Task goal: Could you write out every record below exactly, leaving out any pictures?

(Data entries)
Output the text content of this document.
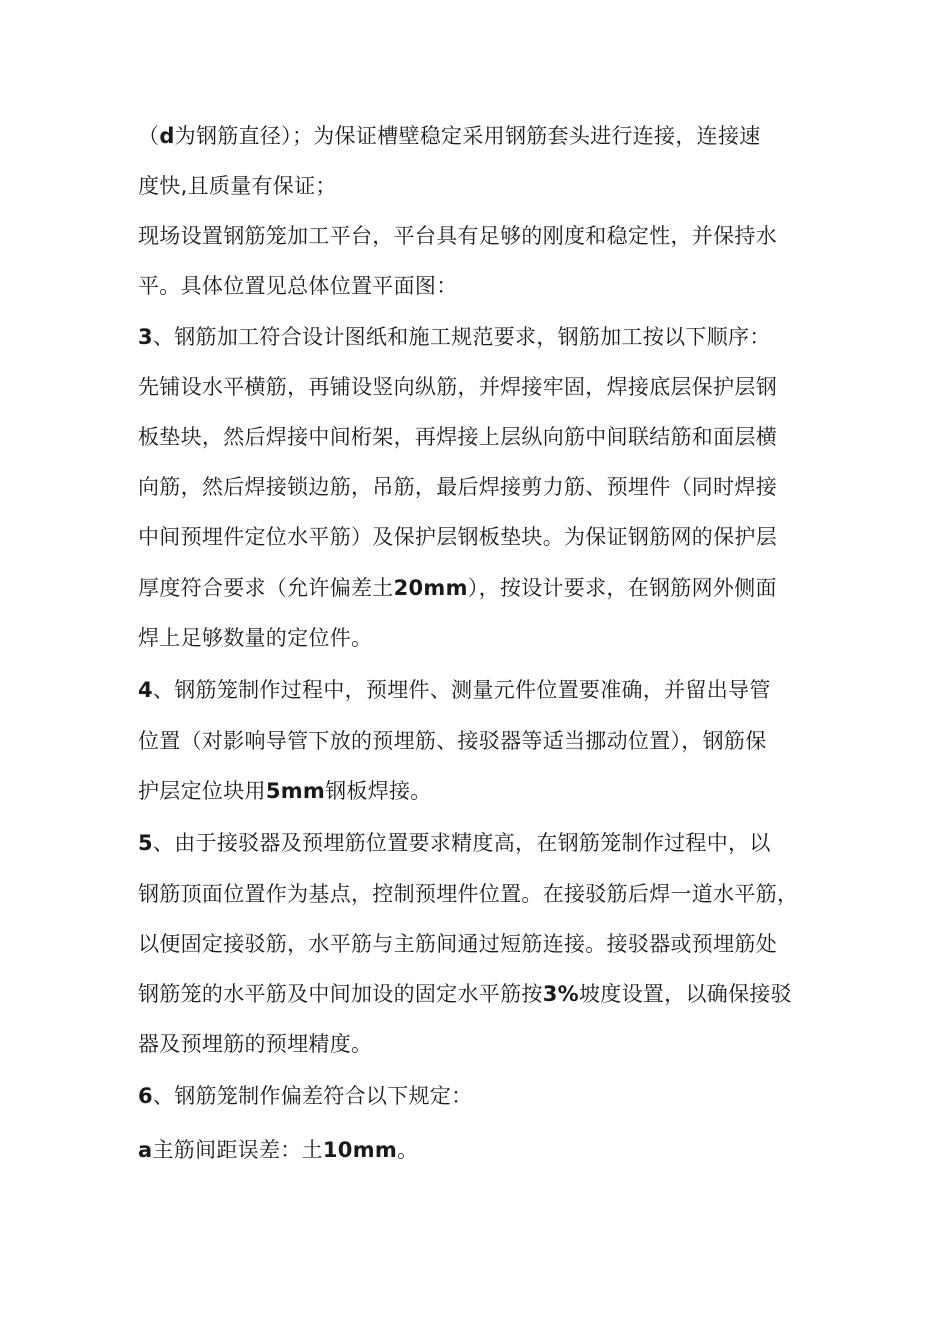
（d为钢筋直径）；为保证槽壁稳定采用钢筋套头进行连接，连接速
度快,且质量有保证；
现场设置钢筋笼加工平台，平台具有足够的刚度和稳定性，并保持水
平。具体位置见总体位置平面图：
3、钢筋加工符合设计图纸和施工规范要求，钢筋加工按以下顺序：
先铺设水平横筋，再铺设竖向纵筋，并焊接牢固，焊接底层保护层钢
板垫块，然后焊接中间桁架，再焊接上层纵向筋中间联结筋和面层横
向筋，然后焊接锁边筋，吊筋，最后焊接剪力筋、预埋件（同时焊接
中间预埋件定位水平筋）及保护层钢板垫块。为保证钢筋网的保护层
厚度符合要求（允许偏差土20mm），按设计要求，在钢筋网外侧面
焊上足够数量的定位件。
4、钢筋笼制作过程中，预埋件、测量元件位置要准确，并留出导管
位置（对影响导管下放的预埋筋、接驳器等适当挪动位置），钢筋保
护层定位块用5mm钢板焊接。
5、由于接驳器及预埋筋位置要求精度高，在钢筋笼制作过程中，以
钢筋顶面位置作为基点，控制预埋件位置。在接驳筋后焊一道水平筋，
以便固定接驳筋，水平筋与主筋间通过短筋连接。接驳器或预埋筋处
钢筋笼的水平筋及中间加设的固定水平筋按3%坡度设置，以确保接驳
器及预埋筋的预埋精度。
6、钢筋笼制作偏差符合以下规定：
a主筋间距误差：土10mm。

The result:
Output the text content of this document.
（d为钢筋直径）；为保证槽壁稳定采用钢筋套头进行连接，连接速
度快,且质量有保证；
现场设置钢筋笼加工平台，平台具有足够的刚度和稳定性，并保持水
平。具体位置见总体位置平面图：
3、钢筋加工符合设计图纸和施工规范要求，钢筋加工按以下顺序：
先铺设水平横筋，再铺设竖向纵筋，并焊接牢固，焊接底层保护层钢
板垫块，然后焊接中间桁架，再焊接上层纵向筋中间联结筋和面层横
向筋，然后焊接锁边筋，吊筋，最后焊接剪力筋、预埋件（同时焊接
中间预埋件定位水平筋）及保护层钢板垫块。为保证钢筋网的保护层
厚度符合要求（允许偏差土20mm），按设计要求，在钢筋网外侧面
焊上足够数量的定位件。
4、钢筋笼制作过程中，预埋件、测量元件位置要准确，并留出导管
位置（对影响导管下放的预埋筋、接驳器等适当挪动位置），钢筋保
护层定位块用5mm钢板焊接。
5、由于接驳器及预埋筋位置要求精度高，在钢筋笼制作过程中，以
钢筋顶面位置作为基点，控制预埋件位置。在接驳筋后焊一道水平筋，
以便固定接驳筋，水平筋与主筋间通过短筋连接。接驳器或预埋筋处
钢筋笼的水平筋及中间加设的固定水平筋按3%坡度设置，以确保接驳
器及预埋筋的预埋精度。
6、钢筋笼制作偏差符合以下规定：
a主筋间距误差：土10mm。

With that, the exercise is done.